[Start Data entries]
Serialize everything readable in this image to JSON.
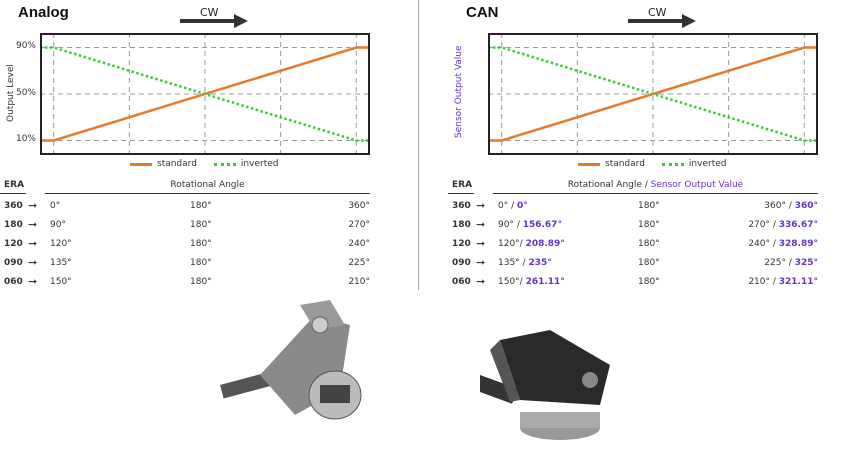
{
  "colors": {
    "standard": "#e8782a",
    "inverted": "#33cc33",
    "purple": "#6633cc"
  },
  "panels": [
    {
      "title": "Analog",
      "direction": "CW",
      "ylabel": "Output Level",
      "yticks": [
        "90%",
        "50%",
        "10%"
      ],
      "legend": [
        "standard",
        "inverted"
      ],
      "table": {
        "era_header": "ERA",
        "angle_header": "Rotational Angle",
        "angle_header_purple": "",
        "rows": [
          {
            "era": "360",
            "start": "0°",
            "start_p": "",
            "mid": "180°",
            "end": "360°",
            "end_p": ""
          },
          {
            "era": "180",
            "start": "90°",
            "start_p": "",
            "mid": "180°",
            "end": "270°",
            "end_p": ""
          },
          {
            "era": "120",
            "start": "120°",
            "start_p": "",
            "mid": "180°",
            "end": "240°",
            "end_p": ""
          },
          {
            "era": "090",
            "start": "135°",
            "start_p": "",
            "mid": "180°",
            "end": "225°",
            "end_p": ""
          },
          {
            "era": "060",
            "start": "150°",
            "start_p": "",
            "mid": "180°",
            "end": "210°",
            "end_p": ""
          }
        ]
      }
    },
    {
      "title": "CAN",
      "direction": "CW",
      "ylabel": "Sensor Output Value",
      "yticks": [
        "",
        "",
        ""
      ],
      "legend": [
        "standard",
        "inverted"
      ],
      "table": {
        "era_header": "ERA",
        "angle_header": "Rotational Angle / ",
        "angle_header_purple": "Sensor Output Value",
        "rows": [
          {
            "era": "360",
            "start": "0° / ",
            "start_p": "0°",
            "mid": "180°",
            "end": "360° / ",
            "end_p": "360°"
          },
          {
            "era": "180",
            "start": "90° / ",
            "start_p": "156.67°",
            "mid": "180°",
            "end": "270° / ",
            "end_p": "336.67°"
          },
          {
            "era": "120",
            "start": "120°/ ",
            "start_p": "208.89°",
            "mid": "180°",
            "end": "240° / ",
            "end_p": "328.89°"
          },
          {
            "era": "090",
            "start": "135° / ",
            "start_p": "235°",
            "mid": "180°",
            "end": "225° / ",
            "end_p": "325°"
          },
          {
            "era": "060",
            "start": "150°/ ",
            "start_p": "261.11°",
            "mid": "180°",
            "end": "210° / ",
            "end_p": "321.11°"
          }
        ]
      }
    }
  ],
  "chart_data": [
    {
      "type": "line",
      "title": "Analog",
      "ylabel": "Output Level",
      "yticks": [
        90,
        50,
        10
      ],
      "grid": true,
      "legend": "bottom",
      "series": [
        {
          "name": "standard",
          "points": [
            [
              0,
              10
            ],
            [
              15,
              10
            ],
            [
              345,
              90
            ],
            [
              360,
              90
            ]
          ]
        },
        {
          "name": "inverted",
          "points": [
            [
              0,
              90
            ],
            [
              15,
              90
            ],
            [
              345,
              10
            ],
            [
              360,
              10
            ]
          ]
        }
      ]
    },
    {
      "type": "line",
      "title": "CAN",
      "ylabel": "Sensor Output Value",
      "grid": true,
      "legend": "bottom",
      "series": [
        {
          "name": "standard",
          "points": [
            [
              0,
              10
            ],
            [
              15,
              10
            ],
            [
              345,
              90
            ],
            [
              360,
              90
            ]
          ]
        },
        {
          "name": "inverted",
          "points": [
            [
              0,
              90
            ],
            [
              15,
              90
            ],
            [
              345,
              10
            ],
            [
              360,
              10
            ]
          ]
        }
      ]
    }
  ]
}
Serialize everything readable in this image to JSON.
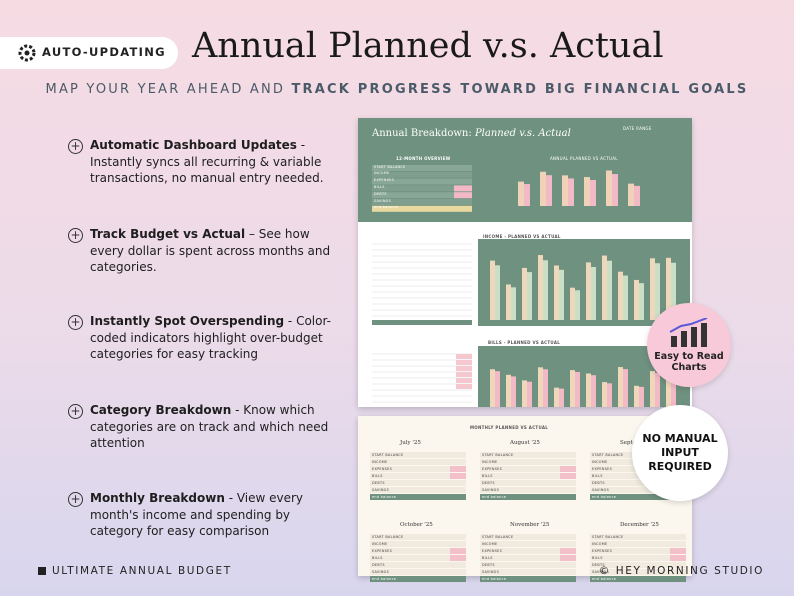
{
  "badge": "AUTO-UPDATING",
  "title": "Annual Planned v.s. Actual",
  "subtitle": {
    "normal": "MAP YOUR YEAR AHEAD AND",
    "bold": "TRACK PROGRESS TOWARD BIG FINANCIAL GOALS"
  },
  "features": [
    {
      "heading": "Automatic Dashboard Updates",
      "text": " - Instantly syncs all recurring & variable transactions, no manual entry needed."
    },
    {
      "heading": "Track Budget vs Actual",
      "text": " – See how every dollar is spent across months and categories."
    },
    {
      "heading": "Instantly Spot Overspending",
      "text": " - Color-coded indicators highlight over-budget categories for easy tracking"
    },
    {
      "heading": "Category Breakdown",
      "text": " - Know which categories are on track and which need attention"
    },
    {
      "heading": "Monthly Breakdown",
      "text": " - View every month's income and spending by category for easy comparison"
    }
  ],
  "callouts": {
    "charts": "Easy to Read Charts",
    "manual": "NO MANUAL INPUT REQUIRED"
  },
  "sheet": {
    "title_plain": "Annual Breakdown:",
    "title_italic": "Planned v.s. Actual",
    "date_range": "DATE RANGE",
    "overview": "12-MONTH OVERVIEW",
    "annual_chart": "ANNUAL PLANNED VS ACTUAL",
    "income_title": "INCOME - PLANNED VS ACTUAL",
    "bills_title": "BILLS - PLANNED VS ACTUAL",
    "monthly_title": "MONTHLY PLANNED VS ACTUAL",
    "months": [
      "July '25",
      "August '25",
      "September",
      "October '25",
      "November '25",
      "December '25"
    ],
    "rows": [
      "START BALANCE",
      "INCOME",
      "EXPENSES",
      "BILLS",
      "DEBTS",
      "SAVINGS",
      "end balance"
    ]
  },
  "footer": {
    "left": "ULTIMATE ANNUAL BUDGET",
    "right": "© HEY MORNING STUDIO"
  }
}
[End Data entries]
Set the pictures aside and transcribe the data above exactly.

• [Finished exercise]:
Serialize everything readable in this image to JSON.
{
  "colors": {
    "standard": "#e8782a",
    "inverted": "#33cc33",
    "purple": "#6633cc"
  },
  "panels": [
    {
      "title": "Analog",
      "direction": "CW",
      "ylabel": "Output Level",
      "yticks": [
        "90%",
        "50%",
        "10%"
      ],
      "legend": [
        "standard",
        "inverted"
      ],
      "table": {
        "era_header": "ERA",
        "angle_header": "Rotational Angle",
        "angle_header_purple": "",
        "rows": [
          {
            "era": "360",
            "start": "0°",
            "start_p": "",
            "mid": "180°",
            "end": "360°",
            "end_p": ""
          },
          {
            "era": "180",
            "start": "90°",
            "start_p": "",
            "mid": "180°",
            "end": "270°",
            "end_p": ""
          },
          {
            "era": "120",
            "start": "120°",
            "start_p": "",
            "mid": "180°",
            "end": "240°",
            "end_p": ""
          },
          {
            "era": "090",
            "start": "135°",
            "start_p": "",
            "mid": "180°",
            "end": "225°",
            "end_p": ""
          },
          {
            "era": "060",
            "start": "150°",
            "start_p": "",
            "mid": "180°",
            "end": "210°",
            "end_p": ""
          }
        ]
      }
    },
    {
      "title": "CAN",
      "direction": "CW",
      "ylabel": "Sensor Output Value",
      "yticks": [
        "",
        "",
        ""
      ],
      "legend": [
        "standard",
        "inverted"
      ],
      "table": {
        "era_header": "ERA",
        "angle_header": "Rotational Angle / ",
        "angle_header_purple": "Sensor Output Value",
        "rows": [
          {
            "era": "360",
            "start": "0° / ",
            "start_p": "0°",
            "mid": "180°",
            "end": "360° / ",
            "end_p": "360°"
          },
          {
            "era": "180",
            "start": "90° / ",
            "start_p": "156.67°",
            "mid": "180°",
            "end": "270° / ",
            "end_p": "336.67°"
          },
          {
            "era": "120",
            "start": "120°/ ",
            "start_p": "208.89°",
            "mid": "180°",
            "end": "240° / ",
            "end_p": "328.89°"
          },
          {
            "era": "090",
            "start": "135° / ",
            "start_p": "235°",
            "mid": "180°",
            "end": "225° / ",
            "end_p": "325°"
          },
          {
            "era": "060",
            "start": "150°/ ",
            "start_p": "261.11°",
            "mid": "180°",
            "end": "210° / ",
            "end_p": "321.11°"
          }
        ]
      }
    }
  ],
  "chart_data": [
    {
      "type": "line",
      "title": "Analog",
      "ylabel": "Output Level",
      "yticks": [
        90,
        50,
        10
      ],
      "grid": true,
      "legend": "bottom",
      "series": [
        {
          "name": "standard",
          "points": [
            [
              0,
              10
            ],
            [
              15,
              10
            ],
            [
              345,
              90
            ],
            [
              360,
              90
            ]
          ]
        },
        {
          "name": "inverted",
          "points": [
            [
              0,
              90
            ],
            [
              15,
              90
            ],
            [
              345,
              10
            ],
            [
              360,
              10
            ]
          ]
        }
      ]
    },
    {
      "type": "line",
      "title": "CAN",
      "ylabel": "Sensor Output Value",
      "grid": true,
      "legend": "bottom",
      "series": [
        {
          "name": "standard",
          "points": [
            [
              0,
              10
            ],
            [
              15,
              10
            ],
            [
              345,
              90
            ],
            [
              360,
              90
            ]
          ]
        },
        {
          "name": "inverted",
          "points": [
            [
              0,
              90
            ],
            [
              15,
              90
            ],
            [
              345,
              10
            ],
            [
              360,
              10
            ]
          ]
        }
      ]
    }
  ]
}
Serialize everything readable in this image to JSON.
{
  "badge": "AUTO-UPDATING",
  "title": "Annual Planned v.s. Actual",
  "subtitle": {
    "normal": "MAP YOUR YEAR AHEAD AND",
    "bold": "TRACK PROGRESS TOWARD BIG FINANCIAL GOALS"
  },
  "features": [
    {
      "heading": "Automatic Dashboard Updates",
      "text": " - Instantly syncs all recurring & variable transactions, no manual entry needed."
    },
    {
      "heading": "Track Budget vs Actual",
      "text": " – See how every dollar is spent across months and categories."
    },
    {
      "heading": "Instantly Spot Overspending",
      "text": " - Color-coded indicators highlight over-budget categories for easy tracking"
    },
    {
      "heading": "Category Breakdown",
      "text": " - Know which categories are on track and which need attention"
    },
    {
      "heading": "Monthly Breakdown",
      "text": " - View every month's income and spending by category for easy comparison"
    }
  ],
  "callouts": {
    "charts": "Easy to Read Charts",
    "manual": "NO MANUAL INPUT REQUIRED"
  },
  "sheet": {
    "title_plain": "Annual Breakdown:",
    "title_italic": "Planned v.s. Actual",
    "date_range": "DATE RANGE",
    "overview": "12-MONTH OVERVIEW",
    "annual_chart": "ANNUAL PLANNED VS ACTUAL",
    "income_title": "INCOME - PLANNED VS ACTUAL",
    "bills_title": "BILLS - PLANNED VS ACTUAL",
    "monthly_title": "MONTHLY PLANNED VS ACTUAL",
    "months": [
      "July '25",
      "August '25",
      "September",
      "October '25",
      "November '25",
      "December '25"
    ],
    "rows": [
      "START BALANCE",
      "INCOME",
      "EXPENSES",
      "BILLS",
      "DEBTS",
      "SAVINGS",
      "end balance"
    ]
  },
  "footer": {
    "left": "ULTIMATE ANNUAL BUDGET",
    "right": "© HEY MORNING STUDIO"
  }
}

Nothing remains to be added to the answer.